* Text block *
*-*-*
# Annoying front passenger wheel rattle on car - any suggestions? Finally made a recording of it!



## Don2222

Hello

Lately, the wheel rattle is worse. It comes and goes but I hear it alot the last week or so.

See pics below of rattling brass colored round metal piece.

Pic 1 - I removed the small hub cap.

Pic 2 - Top of cotter pin that holds brass colored round metal piece.

Pic 3 - Bottom of brass colored round metal piece where one leg of cotter pin bends out and the other leg is strait.

*How do I fix it??*


----------



## yooperdave

what makes you think that this is the source of the rattle?


----------



## Don2222

yooperdave said:
			
		

> what makes you think that this is the source of the rattle?



The sound is coming from that wheel, but what else could it be around there?


----------



## yooperdave

maybe its a wheel bearing?? when you are driving (radio off) and turn the wheel slightly to the left (next time, to the right) does the noise become louder or quieter?
Neither? probably not a bearing than.
what about disc brakes? have you had the pads changed recently? in past years, the replacement pads came with an adhesive backer that was supposed to be adhered to the non-contacting side of the pad. some "mechanic" left that step out on a vehicle of mine, within a few months, the front end was rattling like heck. never affected the braking, just irritated the heck out of me. never had to replace them, just lived with it.
you may also check the under body plastic mouldings that every car seems to have nowadays. once the car is in motion, the air moving across any plastic (or other material) piece could be enough to make it vibrate slightly. again, experience speaks on that on...my current car has a plastic piece that has some of those push in type plugs missing. never noticed it until the higher speeds were attained. (interstates). fixed with a couple well placed zip screws.


----------



## Don2222

yooperdave said:
			
		

> maybe its a wheel bearing?? when you are driving (radio off) and turn the wheel slightly to the left (next time, to the right) does the noise become louder or quieter?
> Neither? probably not a bearing than.
*-*-*
* Saved entries *
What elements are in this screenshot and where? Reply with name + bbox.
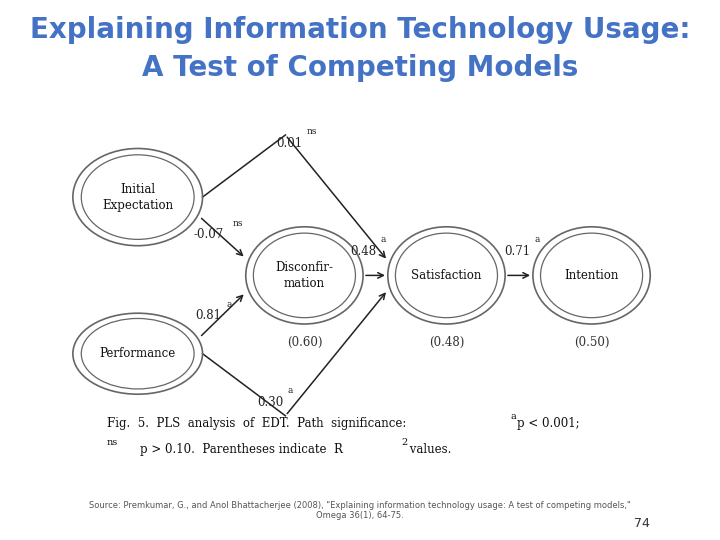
Text: Explaining Information Technology Usage:: Explaining Information Technology Usage: (30, 16, 690, 44)
Text: (0.48): (0.48) (429, 336, 464, 349)
Ellipse shape (395, 233, 498, 318)
Text: (0.60): (0.60) (287, 336, 322, 349)
Ellipse shape (81, 155, 194, 239)
Text: 2: 2 (401, 438, 408, 447)
Text: Performance: Performance (99, 347, 176, 360)
Text: 0.30: 0.30 (257, 396, 284, 409)
Text: (0.50): (0.50) (574, 336, 609, 349)
Text: values.: values. (406, 443, 451, 456)
Text: Intention: Intention (564, 269, 618, 282)
Text: Source: Premkumar, G., and Anol Bhattacherjee (2008), "Explaining information te: Source: Premkumar, G., and Anol Bhattach… (89, 501, 631, 520)
Text: p < 0.001;: p < 0.001; (517, 417, 580, 430)
Text: p > 0.10.  Parentheses indicate  R: p > 0.10. Parentheses indicate R (140, 443, 343, 456)
Text: a: a (226, 300, 231, 308)
Text: ns: ns (107, 438, 118, 447)
Ellipse shape (541, 233, 642, 318)
Text: ns: ns (232, 219, 243, 227)
Text: Satisfaction: Satisfaction (411, 269, 482, 282)
Text: A Test of Competing Models: A Test of Competing Models (142, 53, 578, 82)
Text: Fig.  5.  PLS  analysis  of  EDT.  Path  significance:: Fig. 5. PLS analysis of EDT. Path signif… (107, 417, 414, 430)
Text: a: a (380, 235, 386, 244)
Text: 0.01: 0.01 (276, 137, 302, 150)
Text: Disconfir-
mation: Disconfir- mation (276, 261, 333, 290)
Text: a: a (535, 235, 540, 244)
Text: 0.48: 0.48 (350, 245, 376, 258)
Text: 0.81: 0.81 (196, 309, 222, 322)
Text: Initial
Expectation: Initial Expectation (102, 183, 174, 212)
Ellipse shape (253, 233, 356, 318)
Text: 0.71: 0.71 (505, 245, 531, 258)
Text: 74: 74 (634, 517, 650, 530)
Text: a: a (510, 413, 516, 421)
Ellipse shape (81, 319, 194, 389)
Text: -0.07: -0.07 (194, 228, 224, 241)
Text: ns: ns (306, 127, 317, 136)
Text: a: a (288, 386, 293, 395)
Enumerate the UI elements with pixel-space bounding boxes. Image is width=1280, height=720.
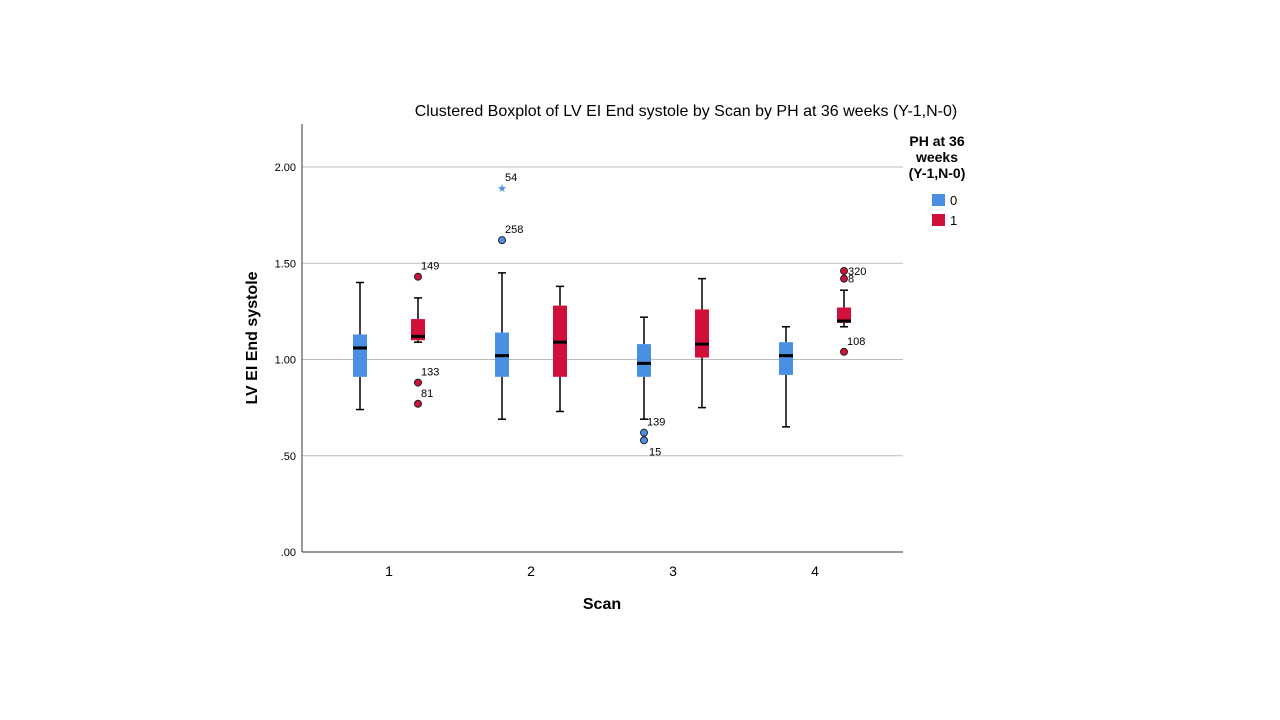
outlier-label: 320 [848, 266, 866, 278]
box [637, 344, 651, 377]
x-tick-labels: 1 2 3 4 [385, 563, 819, 579]
outlier-point [640, 436, 648, 445]
legend-label: 0 [950, 193, 957, 208]
outlier-point [414, 378, 422, 387]
box [353, 334, 367, 377]
boxes [353, 272, 851, 428]
outlier-point [498, 236, 506, 245]
outlier-label: 108 [847, 336, 865, 348]
outlier-label: 139 [647, 417, 665, 429]
outlier-label: 133 [421, 367, 439, 379]
legend-swatch [932, 214, 945, 226]
x-axis-title: Scan [583, 596, 621, 613]
axes [301, 124, 903, 553]
outlier-label: 54 [505, 172, 517, 184]
y-tick-label: .00 [281, 547, 296, 559]
box [779, 342, 793, 375]
legend-title-line: PH at 36 [909, 133, 964, 149]
outlier-point [840, 274, 848, 283]
box [695, 309, 709, 358]
outlier-label: 258 [505, 224, 523, 236]
y-axis-title: LV EI End systole [244, 271, 261, 404]
outlier-point [414, 272, 422, 281]
outlier-point [414, 399, 422, 408]
x-tick-label: 3 [669, 563, 677, 579]
y-tick-labels: .00 .50 1.00 1.50 2.00 [275, 162, 296, 559]
legend-swatch [932, 194, 945, 206]
outlier-label: 81 [421, 388, 433, 400]
legend-title-line: (Y-1,N-0) [909, 165, 966, 181]
chart-title: Clustered Boxplot of LV EI End systole b… [415, 103, 957, 120]
y-tick-label: 1.50 [275, 258, 296, 270]
x-tick-label: 1 [385, 563, 393, 579]
outlier-label: 15 [649, 446, 661, 458]
outlier-star: ★ [497, 183, 507, 195]
y-tick-label: .50 [281, 451, 296, 463]
x-tick-label: 4 [811, 563, 819, 579]
legend-title-line: weeks [915, 149, 958, 165]
outlier-point [640, 428, 648, 437]
outlier-label: 149 [421, 261, 439, 273]
outlier-label: 8 [848, 274, 854, 286]
y-tick-label: 2.00 [275, 162, 296, 174]
legend-label: 1 [950, 213, 957, 228]
outlier-point [840, 266, 848, 275]
outlier-point [840, 347, 848, 356]
x-tick-label: 2 [527, 563, 535, 579]
y-tick-label: 1.00 [275, 355, 296, 367]
gridlines [302, 166, 903, 457]
box [837, 307, 851, 323]
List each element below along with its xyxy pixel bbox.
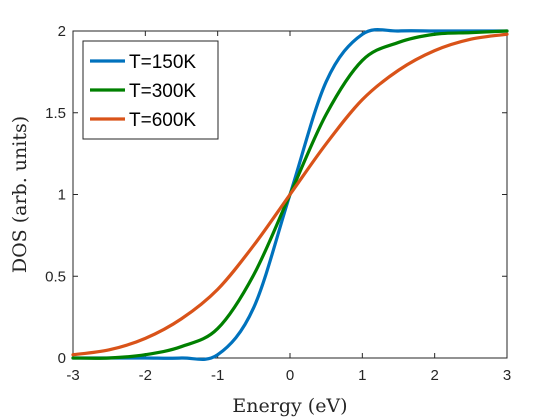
x-tick-label: 2: [430, 367, 438, 384]
legend: T=150K T=300K T=600K: [82, 40, 219, 140]
legend-label-2: T=600K: [129, 110, 196, 131]
y-tick-label: 2: [58, 23, 66, 40]
x-tick-label: 1: [358, 367, 366, 384]
legend-label-0: T=150K: [129, 52, 196, 73]
y-tick-label: 0.5: [45, 268, 66, 285]
series-line-2: [71, 32, 509, 357]
y-tick-label: 1: [58, 187, 66, 204]
x-axis-label: Energy (eV): [232, 395, 347, 417]
x-tick-label: 0: [286, 367, 294, 384]
tick-labels: -3 -2 -1 0 1 2 3 0 0.5 1 1.5 2: [45, 23, 511, 384]
x-tick-label: -1: [211, 367, 224, 384]
y-axis-label: DOS (arb. units): [9, 116, 31, 273]
x-tick-label: -2: [139, 367, 152, 384]
x-tick-label: -3: [66, 367, 79, 384]
y-tick-label: 1.5: [45, 105, 66, 122]
series-lines: [71, 28, 509, 361]
legend-label-1: T=300K: [129, 81, 196, 102]
y-tick-label: 0: [58, 350, 66, 367]
x-tick-label: 3: [503, 367, 511, 384]
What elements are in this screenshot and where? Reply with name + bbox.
*-*-*
* Task set *
(1) Write out the wheel rattle thread again, everything from "Lately, the wheel" down to "leg is strait.", and swap in "split pin" wherever "cotter pin" appears.
(2) Render the saved entries rows as a Markdown table with the columns No. and Entry, covering everything from the line that contains "outlier-label: 320 [848, 266, 866, 278]" down to the line that contains "y-tick-labels: .00 .50" and leaving out blank lines.

* Solutions to the tasks *
(1)
Lately, the wheel rattle is worse. It comes and goes but I hear it alot the last week or so.

See pics below of rattling brass colored round metal piece.

Pic 1 - I removed the small hub cap.

Pic 2 - Top of split pin that holds brass colored round metal piece.

Pic 3 - Bottom of brass colored round metal piece where one leg of split pin bends out and the other leg is strait.

(2)
| No. | Entry |
|---|---|
| 1 | outlier-label: 320 [848, 266, 866, 278] |
| 2 | box [637, 344, 651, 377] |
| 3 | x-tick-labels: 1 2 3 4 [385, 563, 819, 579] |
| 4 | outlier-point [640, 436, 648, 445] |
| 5 | legend-label: 0 [950, 193, 957, 208] |
| 6 | outlier-point [414, 378, 422, 387] |
| 7 | box [353, 334, 367, 377] |
| 8 | boxes [353, 272, 851, 428] |
| 9 | outlier-point [498, 236, 506, 245] |
| 10 | outlier-label: 108 [847, 336, 865, 348] |
| 11 | outlier-label: 139 [647, 417, 665, 429] |
| 12 | outlier-label: 133 [421, 367, 439, 379] |
| 13 | legend-swatch [932, 214, 945, 226] |
| 14 | x-axis-title: Scan [583, 596, 621, 613] |
| 15 | axes [301, 124, 903, 553] |
| 16 | outlier-label: 54 [505, 172, 517, 184] |
| 17 | y-tick-label: .00 [281, 547, 296, 559] |
| 18 | box [779, 342, 793, 375] |
| 19 | legend-title-line: PH at 36 [909, 133, 964, 149] |
| 20 | outlier-point [840, 274, 848, 283] |
| 21 | box [695, 309, 709, 358] |
| 22 | outlier-label: 258 [505, 224, 523, 236] |
| 23 | y-axis-title: LV EI End systole [244, 271, 261, 404] |
| 24 | outlier-point [414, 272, 422, 281] |
| 25 | outlier-point [414, 399, 422, 408] |
| 26 | x-tick-label: 3 [669, 563, 677, 579] |
| 27 | y-tick-labels: .00 .50 1.00 1.50 2.00 [275, 162, 296, 559] |